##### Source material

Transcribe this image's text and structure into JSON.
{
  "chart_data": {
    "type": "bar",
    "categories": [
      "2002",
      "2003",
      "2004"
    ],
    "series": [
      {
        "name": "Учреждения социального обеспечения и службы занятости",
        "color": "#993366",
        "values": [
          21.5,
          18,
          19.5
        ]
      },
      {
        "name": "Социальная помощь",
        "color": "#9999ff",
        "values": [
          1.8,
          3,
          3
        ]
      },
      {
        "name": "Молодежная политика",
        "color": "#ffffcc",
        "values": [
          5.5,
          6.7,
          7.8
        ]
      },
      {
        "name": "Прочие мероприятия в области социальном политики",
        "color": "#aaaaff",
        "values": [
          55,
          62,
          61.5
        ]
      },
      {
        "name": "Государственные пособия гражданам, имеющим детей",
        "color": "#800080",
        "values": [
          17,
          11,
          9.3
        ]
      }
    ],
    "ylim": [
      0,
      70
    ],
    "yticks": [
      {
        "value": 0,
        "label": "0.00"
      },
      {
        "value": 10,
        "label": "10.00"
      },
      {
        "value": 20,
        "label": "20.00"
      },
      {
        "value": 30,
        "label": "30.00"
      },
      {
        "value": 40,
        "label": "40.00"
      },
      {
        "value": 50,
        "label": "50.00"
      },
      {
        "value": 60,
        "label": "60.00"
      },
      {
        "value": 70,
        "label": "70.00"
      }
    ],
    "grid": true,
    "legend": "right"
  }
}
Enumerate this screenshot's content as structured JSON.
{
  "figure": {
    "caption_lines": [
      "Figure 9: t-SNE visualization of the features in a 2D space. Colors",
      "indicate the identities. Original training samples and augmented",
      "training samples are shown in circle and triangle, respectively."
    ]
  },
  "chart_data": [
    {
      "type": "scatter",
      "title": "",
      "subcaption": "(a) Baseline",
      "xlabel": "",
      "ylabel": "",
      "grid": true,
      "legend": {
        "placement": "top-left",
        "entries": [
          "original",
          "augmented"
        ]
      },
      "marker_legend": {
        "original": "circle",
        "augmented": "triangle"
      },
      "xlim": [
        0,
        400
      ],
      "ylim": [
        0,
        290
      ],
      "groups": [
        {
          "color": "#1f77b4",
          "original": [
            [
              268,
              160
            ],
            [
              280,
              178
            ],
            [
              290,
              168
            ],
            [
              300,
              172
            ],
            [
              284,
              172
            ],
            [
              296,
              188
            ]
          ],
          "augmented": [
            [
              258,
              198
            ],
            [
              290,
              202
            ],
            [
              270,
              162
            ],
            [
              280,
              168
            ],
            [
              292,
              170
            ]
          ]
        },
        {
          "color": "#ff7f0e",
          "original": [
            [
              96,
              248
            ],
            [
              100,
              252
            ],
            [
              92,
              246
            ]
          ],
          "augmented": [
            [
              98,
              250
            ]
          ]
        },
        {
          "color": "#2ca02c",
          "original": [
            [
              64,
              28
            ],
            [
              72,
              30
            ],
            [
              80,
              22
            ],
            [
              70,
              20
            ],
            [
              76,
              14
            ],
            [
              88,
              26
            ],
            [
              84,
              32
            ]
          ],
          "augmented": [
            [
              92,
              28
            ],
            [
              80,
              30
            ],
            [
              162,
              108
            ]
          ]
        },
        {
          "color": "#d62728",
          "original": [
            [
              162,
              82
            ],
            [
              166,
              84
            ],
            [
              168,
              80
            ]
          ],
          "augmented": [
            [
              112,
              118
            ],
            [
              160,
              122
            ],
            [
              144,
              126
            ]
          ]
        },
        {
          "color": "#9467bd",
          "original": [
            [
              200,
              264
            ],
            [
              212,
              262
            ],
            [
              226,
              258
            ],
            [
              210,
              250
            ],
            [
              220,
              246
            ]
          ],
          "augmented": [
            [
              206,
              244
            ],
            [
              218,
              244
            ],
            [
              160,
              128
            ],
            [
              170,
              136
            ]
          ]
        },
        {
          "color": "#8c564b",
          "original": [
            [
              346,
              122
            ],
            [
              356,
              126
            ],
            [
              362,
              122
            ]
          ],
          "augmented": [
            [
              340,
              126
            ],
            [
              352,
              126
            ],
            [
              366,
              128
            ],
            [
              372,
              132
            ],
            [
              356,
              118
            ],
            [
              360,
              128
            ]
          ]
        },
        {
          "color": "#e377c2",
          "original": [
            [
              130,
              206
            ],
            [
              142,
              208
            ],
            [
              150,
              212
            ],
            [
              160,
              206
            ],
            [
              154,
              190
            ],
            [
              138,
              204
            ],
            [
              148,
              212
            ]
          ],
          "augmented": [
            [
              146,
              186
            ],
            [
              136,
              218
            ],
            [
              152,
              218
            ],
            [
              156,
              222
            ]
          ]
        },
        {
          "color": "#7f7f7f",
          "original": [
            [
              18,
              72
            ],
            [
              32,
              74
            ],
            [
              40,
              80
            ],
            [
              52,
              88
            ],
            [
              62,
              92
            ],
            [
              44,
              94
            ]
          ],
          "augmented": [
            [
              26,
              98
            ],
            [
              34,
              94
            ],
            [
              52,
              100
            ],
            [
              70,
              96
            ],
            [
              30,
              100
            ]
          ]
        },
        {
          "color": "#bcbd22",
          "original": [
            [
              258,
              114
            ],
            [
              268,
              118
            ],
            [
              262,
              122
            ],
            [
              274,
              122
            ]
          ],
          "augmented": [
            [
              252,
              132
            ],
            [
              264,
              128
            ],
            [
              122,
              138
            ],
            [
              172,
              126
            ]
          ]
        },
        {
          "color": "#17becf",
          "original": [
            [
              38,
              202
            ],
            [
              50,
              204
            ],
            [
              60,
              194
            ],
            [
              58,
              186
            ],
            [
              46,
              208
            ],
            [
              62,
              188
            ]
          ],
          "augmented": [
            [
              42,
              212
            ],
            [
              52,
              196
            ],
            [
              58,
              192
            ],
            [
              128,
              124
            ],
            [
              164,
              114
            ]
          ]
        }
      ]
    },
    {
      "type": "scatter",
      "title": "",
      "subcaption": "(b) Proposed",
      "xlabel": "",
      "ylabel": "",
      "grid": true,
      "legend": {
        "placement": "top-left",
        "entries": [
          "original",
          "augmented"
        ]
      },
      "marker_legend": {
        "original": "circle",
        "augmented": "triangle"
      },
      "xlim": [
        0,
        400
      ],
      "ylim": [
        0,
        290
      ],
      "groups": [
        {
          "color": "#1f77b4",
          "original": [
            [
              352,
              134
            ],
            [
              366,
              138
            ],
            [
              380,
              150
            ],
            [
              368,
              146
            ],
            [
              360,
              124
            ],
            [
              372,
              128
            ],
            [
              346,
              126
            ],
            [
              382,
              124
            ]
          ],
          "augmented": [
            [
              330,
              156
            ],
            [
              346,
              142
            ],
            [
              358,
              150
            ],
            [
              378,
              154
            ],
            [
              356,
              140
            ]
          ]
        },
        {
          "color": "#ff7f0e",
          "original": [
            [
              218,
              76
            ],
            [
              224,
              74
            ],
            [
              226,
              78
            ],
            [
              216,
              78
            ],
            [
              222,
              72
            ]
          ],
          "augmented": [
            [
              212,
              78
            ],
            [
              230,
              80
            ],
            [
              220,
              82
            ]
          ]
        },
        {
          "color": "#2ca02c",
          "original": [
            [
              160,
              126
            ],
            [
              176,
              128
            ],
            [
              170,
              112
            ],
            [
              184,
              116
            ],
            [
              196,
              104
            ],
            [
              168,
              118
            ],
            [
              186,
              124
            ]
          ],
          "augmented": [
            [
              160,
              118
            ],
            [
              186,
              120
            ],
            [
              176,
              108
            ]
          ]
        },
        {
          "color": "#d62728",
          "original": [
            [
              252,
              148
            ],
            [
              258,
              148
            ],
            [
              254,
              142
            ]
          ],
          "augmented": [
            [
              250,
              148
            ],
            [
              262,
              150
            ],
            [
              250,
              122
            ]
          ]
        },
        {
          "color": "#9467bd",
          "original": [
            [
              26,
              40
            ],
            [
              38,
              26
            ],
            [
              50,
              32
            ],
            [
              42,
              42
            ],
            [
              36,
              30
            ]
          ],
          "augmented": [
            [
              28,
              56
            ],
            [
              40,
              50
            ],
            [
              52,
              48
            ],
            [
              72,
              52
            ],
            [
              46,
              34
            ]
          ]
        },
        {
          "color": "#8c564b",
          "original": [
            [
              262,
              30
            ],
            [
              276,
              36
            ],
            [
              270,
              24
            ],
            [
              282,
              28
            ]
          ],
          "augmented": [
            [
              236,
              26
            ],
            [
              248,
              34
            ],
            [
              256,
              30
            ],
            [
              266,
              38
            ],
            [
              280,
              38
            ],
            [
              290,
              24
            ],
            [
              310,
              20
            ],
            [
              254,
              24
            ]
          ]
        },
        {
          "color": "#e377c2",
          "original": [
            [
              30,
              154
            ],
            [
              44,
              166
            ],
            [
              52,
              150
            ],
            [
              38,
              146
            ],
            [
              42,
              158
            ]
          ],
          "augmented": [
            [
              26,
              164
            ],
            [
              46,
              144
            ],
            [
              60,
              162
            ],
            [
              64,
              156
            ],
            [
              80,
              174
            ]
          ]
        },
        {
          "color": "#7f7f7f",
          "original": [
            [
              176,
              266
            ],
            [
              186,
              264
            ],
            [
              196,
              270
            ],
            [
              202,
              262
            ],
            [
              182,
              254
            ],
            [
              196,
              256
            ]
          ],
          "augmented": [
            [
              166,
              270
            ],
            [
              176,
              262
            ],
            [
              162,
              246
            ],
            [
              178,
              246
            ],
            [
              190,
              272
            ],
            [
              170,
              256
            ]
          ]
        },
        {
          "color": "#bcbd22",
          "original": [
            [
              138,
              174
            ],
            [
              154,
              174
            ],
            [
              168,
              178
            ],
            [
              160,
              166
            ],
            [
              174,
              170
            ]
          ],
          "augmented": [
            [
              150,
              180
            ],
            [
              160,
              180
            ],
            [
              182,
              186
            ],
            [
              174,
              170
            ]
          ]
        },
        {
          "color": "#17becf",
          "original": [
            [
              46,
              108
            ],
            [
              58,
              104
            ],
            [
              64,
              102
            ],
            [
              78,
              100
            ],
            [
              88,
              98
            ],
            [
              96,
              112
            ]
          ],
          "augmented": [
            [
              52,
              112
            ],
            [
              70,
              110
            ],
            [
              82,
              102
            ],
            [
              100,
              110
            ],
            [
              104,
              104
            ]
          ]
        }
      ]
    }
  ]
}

##########

Exercise task:
Copy every line of the material in which the word "JSON" occurs.

Complete response:
Transcribe this image's text and structure into JSON.
Enumerate this screenshot's content as structured JSON.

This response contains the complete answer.